— Daftar tugas —
a - Terjemahkan kalimat "Ini menjadi bukti bahwa era disrupsi teknologi ke sektor ekonomi memang sudah semakin menjalar." dari bacaan ke dalam bahasa Inggris.
b - Ringkas bacaan dalam dua kalimat.
c - Salin tanpa perubahan bagian bacaan mulai dari "Menurut Rhenald, saat" sampai "sudah semakin menjalar.".

— Bacaan —
━━━━━━━━━━━━━━━━━━━━

Ceknricek.com -- Di era modern dengan berbagai kemajuan teknologi informasi, pola-pola ekonomi dan bisnis telah mengalami evolusi. Karena itu, para pelaku usaha dan BUMN harus beradaptasi dengan kondisi yang ada. Hal ini menjadi perhatian khusus akademisi dan praktisi bisnis Prof. Rhenald Kasali.
Menurut Rhenald, saat ini perusahaan rintisan yang masuk kategori unicorn (nilai kapitalisasinya lebih dari US$1 miliar) telah memberanikan diri masuk pasar modal dan beralih dari pemodal malaikat (angel investor) ke publik. Ini menjadi bukti bahwa era disrupsi teknologi ke sektor ekonomi memang sudah semakin menjalar.
“Tahun lalu, 12 unicorn global menguji nyali di NYSE (New York Stock Exchange) walaupun totalnya rugi US$14 miliar. Setelah itu berita buruk terhadap Uber membuat harga sahamnya anjlok. Di sini berita tentang PHK di Bukalapak juga menghiasi media sehingga banyak mengundang pertanyaan,” kata Rhenald melalui pernyataan resmi, Rabu (16/10).
Rhenald Kasali. Sumber: Wikipedia
Secara global, saat ini perekonomian dunia juga tengah ketar-ketir menghadapi ancaman resesi. Kekhawatiran ini disebabkan beberapa peristiwa. Misalnya, perang dagang antara China dan Amerika Serikat, konflik timur tengah, hingga alotnya proses keluarnya Inggris dari Uni Eropa atau Brexit.

━━━━━━━━━━━━━━━━━━━━

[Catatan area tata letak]
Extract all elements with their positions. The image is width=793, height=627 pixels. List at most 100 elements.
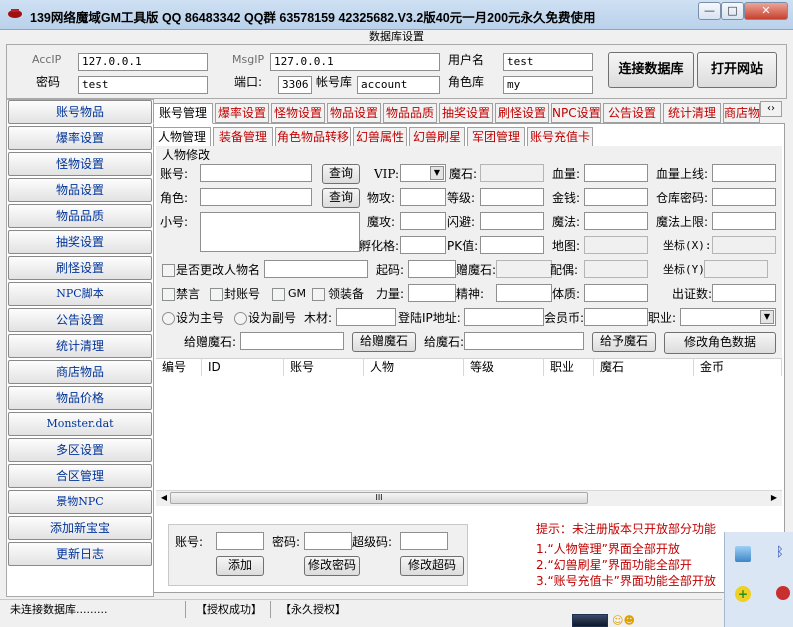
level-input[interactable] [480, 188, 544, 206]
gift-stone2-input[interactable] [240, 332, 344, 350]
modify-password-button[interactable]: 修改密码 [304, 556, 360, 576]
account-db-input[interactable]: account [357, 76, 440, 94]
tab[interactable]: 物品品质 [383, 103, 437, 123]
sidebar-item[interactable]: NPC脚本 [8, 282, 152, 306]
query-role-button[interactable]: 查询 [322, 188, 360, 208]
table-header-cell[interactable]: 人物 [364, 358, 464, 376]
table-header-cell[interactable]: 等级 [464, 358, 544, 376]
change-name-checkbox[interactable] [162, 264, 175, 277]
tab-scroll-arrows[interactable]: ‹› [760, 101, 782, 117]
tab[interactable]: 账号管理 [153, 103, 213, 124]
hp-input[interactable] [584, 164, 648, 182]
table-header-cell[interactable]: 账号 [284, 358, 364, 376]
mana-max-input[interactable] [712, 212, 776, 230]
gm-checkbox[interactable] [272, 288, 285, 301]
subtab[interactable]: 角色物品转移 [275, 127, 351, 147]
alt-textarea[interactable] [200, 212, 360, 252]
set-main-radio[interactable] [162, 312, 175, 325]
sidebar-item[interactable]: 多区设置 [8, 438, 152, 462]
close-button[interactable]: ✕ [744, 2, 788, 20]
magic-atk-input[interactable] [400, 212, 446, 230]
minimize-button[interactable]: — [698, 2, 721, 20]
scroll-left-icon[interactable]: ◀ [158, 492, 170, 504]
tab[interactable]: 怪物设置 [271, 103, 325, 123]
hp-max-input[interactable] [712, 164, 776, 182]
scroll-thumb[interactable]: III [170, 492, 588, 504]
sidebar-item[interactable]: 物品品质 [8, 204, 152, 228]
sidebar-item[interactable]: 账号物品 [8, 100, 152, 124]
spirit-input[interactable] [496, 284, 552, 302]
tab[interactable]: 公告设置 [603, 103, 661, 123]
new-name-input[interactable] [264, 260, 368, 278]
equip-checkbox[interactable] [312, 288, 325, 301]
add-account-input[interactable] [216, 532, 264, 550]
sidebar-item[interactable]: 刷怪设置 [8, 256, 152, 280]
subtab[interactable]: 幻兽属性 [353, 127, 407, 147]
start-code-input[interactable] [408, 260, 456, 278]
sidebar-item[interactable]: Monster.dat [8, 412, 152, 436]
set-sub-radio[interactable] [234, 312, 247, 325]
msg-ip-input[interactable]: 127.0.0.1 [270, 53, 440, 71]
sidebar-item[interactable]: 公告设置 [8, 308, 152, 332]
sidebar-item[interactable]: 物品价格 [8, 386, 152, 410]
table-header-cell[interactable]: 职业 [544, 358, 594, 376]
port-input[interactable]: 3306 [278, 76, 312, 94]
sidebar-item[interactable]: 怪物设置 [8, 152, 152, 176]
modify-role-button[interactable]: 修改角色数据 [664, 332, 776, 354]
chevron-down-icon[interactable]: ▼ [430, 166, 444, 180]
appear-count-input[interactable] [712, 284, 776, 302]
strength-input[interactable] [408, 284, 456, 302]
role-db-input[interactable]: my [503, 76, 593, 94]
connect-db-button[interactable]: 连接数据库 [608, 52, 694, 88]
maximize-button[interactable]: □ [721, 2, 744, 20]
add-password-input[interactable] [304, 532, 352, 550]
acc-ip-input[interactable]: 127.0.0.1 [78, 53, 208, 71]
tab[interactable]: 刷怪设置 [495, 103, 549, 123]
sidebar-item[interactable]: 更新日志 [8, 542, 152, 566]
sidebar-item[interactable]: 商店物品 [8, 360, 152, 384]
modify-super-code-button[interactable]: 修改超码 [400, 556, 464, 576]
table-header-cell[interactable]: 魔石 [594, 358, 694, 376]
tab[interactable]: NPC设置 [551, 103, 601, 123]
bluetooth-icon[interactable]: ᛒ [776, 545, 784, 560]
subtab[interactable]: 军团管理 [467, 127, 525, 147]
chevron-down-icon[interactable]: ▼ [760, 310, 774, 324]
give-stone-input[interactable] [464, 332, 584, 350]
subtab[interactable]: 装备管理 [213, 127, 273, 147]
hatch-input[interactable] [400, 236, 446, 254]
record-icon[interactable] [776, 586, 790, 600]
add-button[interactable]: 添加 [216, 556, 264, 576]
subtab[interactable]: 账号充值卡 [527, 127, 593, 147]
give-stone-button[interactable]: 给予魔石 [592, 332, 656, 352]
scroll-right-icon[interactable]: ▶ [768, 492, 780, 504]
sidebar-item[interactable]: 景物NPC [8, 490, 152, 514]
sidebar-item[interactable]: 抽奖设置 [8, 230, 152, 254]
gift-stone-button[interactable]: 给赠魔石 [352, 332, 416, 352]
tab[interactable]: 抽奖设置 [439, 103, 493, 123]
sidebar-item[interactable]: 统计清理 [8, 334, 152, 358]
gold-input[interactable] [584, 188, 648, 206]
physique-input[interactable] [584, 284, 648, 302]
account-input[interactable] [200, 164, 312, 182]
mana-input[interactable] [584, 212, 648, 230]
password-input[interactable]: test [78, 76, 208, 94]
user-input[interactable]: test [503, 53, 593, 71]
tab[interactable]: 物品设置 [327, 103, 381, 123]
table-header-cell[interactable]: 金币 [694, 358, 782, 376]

━━━━━━━━━━━━━━━━━━━━

— Hasil per tugas —
a - This proves that the era of technological disruption of the economic sector is indeed spreading ever wider.

b - Rhenald Kasali menyoroti perlunya pelaku usaha dan BUMN beradaptasi dengan evolusi pola ekonomi dan bisnis di era teknologi informasi, ketika perusahaan unicorn mulai masuk pasar modal sebagai bukti semakin menjalarnya disrupsi teknologi. Sementara itu, perekonomian dunia cemas menghadapi ancaman resesi akibat perang dagang China dan Amerika Serikat, konflik Timur Tengah, serta alotnya proses Brexit.

c -
Menurut Rhenald, saat ini perusahaan rintisan yang masuk kategori unicorn (nilai kapitalisasinya lebih dari US$1 miliar) telah memberanikan diri masuk pasar modal dan beralih dari pemodal malaikat (angel investor) ke publik. Ini menjadi bukti bahwa era disrupsi teknologi ke sektor ekonomi memang sudah semakin menjalar.